Instrucciones:
• a. En la catequesis sobre el cántico de Isaías, ¿qué fecha acompaña a la intervención?
• b. Devuelve de la catequesis sobre el cántico de Isaías el fragmento que va de "Intervención de Juan" a "justicia de Dios.", ambos incluidos.

Texto proporcionado:
■ ■ ■ ■ ■
Dios no es indiferente ante el bien y el mal

Intervención de Juan Pablo II en la audiencia general de este miércoles dedicada a comentar el cántico del profeta Isaías que aparece en el capítulo 33 (versículos 13 a 16) sobre la justicia de Dios.

Ciudad del Vaticano, 30 de octubre de 2002

        Los lejanos, escuchad lo que he hecho;
los cercanos, reconoced mi fuerza.

        Temen en Sión los pecadores,
y un temblor agarra los perversos:
"¿Quién de nosotros habitará un fuego devorador,
quién de nosotros habitará una hoguera perpetua?"

        El que procede con justicia y habla con rectitud
y rehusa el lucro de la opresión,
el que sacude la mano rechazando el soborno
y tapa su oído a propuestas sanguinarias,
el que cierra los ojos para no ver la maldad:
ese habitará en lo alto,
tendrá su alcázar en un picacho rocoso,
con abasto de pan y provisión de agua.

Se hace presente en el mundo

        1. Entre los cánticos bíblicos que se mezclan con los Salmos en la Liturgia de los Laudes nos encontramos con el breve texto que hoy se ha proclamado. Está tomado de un capítulo del libro del profeta Isaías, el 33, de su amplia y admirable colección de oráculos divinos.

        El cántico comienza con los versículos precedentes a los citados (Cf. versículos 10-12), con el anuncio de una entrada poderosa y gloriosa de Dios en la historia humana. «Ahora me levanto –dice el Señor–, ahora me exalto, ahora me elevo» (versículo 10). Las palabras del Señor se dirigen a los «lejanos», y a los «cercanos», es decir, a todas las naciones de la tierra, incluidas las más remotas, y a Israel, el pueblo «cercano» al Señor con motivo de la alianza (Cf. versículo 13).

        En otro pasaje del libro de Isaías se afirma: «¡Paz, paz, al de lejos y al de cerca! –dice el Señor–. Yo le curaré» (Iasías 57, 19). Ahora, sin embargo, las palabras del Señor se hacen ásperas, asumen el tono del juicio sobre el mal de los «alejados» y de los «cercanos».

Condena la malad

        2. De hecho, inmediatamente después, se difunde el miedo entre los habitantes de Sión que viven en el pecado y que son impíos (Cf. Isaías 33, 14). Son conscientes de vivir junto al Señor que reside en el templo, que ha querido caminar con ellos en la historia y se ha transformado en «Emanuel», «Dios-con-nosotros» (Cf. Is 7,14). Pues bien, el Señor justo y santo no puede tolerar la impiedad, la corrupción y la injusticia. Como «fuego devorador» y «hoguera perpetua» (Cf. Isaías 33,14), se desata contra el mal para aniquilarlo.

        En el capítulo 10, Isaías ya había advertido: «La luz de Israel vendrá a ser fuego, y su Santo, llama; arderá y devorará su espino» (versículo 17). El Salmista también cantaba: «como la cera que se derrite al fuego, parecen los impíos ante Dios» (Salmo 67, 3). Quiere decir, en el ámbito de la economía del Antiguo Testamento, que Dios no es indiferente ante el bien y el mal, por el contrario muestra su desdén y su cólera ante la maldad.
■ ■ ■ ■ ■
Conjunto de datos:
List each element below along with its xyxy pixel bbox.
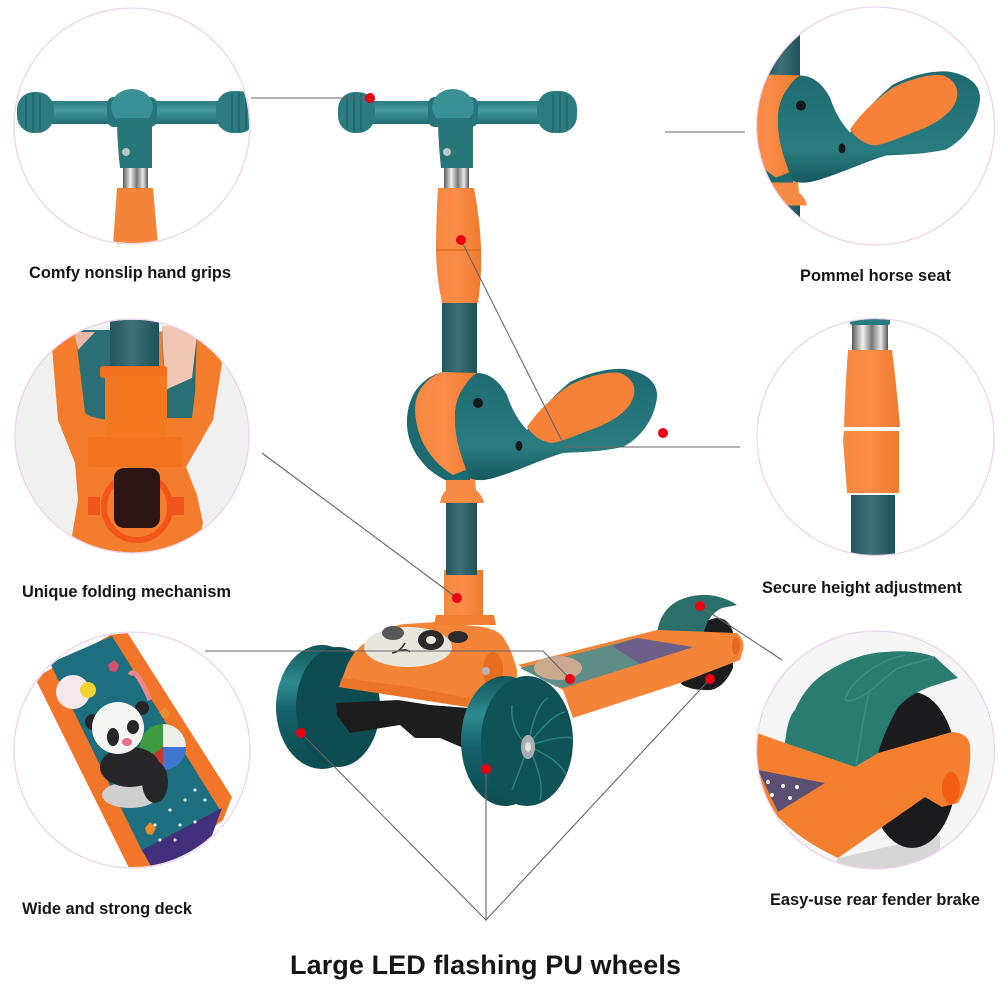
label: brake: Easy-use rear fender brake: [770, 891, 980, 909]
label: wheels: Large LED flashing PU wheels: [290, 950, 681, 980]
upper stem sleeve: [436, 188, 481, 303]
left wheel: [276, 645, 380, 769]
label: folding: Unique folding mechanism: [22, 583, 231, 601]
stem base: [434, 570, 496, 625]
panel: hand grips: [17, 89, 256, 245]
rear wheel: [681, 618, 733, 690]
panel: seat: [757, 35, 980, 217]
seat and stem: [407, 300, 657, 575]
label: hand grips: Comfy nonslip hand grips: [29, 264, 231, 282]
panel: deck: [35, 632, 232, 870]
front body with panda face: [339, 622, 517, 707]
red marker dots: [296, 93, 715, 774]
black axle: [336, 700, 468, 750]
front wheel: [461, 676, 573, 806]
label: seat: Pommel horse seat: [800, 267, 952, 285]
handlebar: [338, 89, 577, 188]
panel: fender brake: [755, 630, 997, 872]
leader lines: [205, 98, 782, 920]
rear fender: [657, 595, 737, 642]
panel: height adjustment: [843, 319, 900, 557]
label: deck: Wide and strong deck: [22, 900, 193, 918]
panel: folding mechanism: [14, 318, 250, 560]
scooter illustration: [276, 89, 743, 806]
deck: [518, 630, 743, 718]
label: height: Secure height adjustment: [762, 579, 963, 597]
■ ■ ■ ■ ■
Respuestas esperadas:
• a. El 30 de octubre de 2002.

• b.
Intervención de Juan Pablo II en la audiencia general de este miércoles dedicada a comentar el cántico del profeta Isaías que aparece en el capítulo 33 (versículos 13 a 16) sobre la justicia de Dios.